[Stored records]
(begin)

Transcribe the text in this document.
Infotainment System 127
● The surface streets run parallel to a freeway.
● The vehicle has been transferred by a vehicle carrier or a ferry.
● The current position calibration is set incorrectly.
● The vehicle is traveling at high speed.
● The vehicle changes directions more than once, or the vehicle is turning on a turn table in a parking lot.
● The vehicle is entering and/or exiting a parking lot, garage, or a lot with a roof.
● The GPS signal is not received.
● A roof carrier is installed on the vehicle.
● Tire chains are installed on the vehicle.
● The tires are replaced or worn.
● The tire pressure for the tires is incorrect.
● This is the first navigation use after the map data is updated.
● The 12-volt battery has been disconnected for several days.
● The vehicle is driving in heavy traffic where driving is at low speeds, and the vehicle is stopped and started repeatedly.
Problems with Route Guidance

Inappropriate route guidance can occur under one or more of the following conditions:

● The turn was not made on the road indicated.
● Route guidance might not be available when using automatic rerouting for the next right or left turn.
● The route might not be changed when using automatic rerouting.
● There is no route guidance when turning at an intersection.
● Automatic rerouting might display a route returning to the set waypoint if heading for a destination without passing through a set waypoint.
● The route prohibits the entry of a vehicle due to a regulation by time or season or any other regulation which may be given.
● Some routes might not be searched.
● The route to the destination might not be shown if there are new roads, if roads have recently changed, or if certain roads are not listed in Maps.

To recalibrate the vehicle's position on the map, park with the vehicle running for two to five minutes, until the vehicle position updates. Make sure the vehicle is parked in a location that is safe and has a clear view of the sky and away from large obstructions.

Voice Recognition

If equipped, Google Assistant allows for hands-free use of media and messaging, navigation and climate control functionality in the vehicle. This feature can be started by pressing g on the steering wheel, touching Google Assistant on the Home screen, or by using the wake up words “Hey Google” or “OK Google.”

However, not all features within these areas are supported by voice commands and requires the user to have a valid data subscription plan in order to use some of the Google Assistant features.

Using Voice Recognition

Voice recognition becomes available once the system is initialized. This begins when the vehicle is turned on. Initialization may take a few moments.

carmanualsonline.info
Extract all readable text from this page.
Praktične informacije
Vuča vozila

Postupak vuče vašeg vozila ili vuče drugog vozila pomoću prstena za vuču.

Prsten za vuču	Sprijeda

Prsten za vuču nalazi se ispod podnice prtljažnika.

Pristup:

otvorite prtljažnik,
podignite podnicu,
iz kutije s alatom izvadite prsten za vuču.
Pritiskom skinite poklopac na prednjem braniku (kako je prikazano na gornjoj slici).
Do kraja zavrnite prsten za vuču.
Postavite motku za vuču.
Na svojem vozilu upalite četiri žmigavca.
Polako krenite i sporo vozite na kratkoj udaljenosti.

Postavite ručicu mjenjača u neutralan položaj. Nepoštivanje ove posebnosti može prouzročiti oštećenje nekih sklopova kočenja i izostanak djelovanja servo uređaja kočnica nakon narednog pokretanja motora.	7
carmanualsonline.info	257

(end)

Using the records above, copy each line that contains "have".

Response to the task:
● The route to the destination might not be shown if there are new roads, if roads have recently changed, or if certain roads are not listed in Maps.
However, not all features within these areas are supported by voice commands and requires the user to have a valid data subscription plan in order to use some of the Google Assistant features.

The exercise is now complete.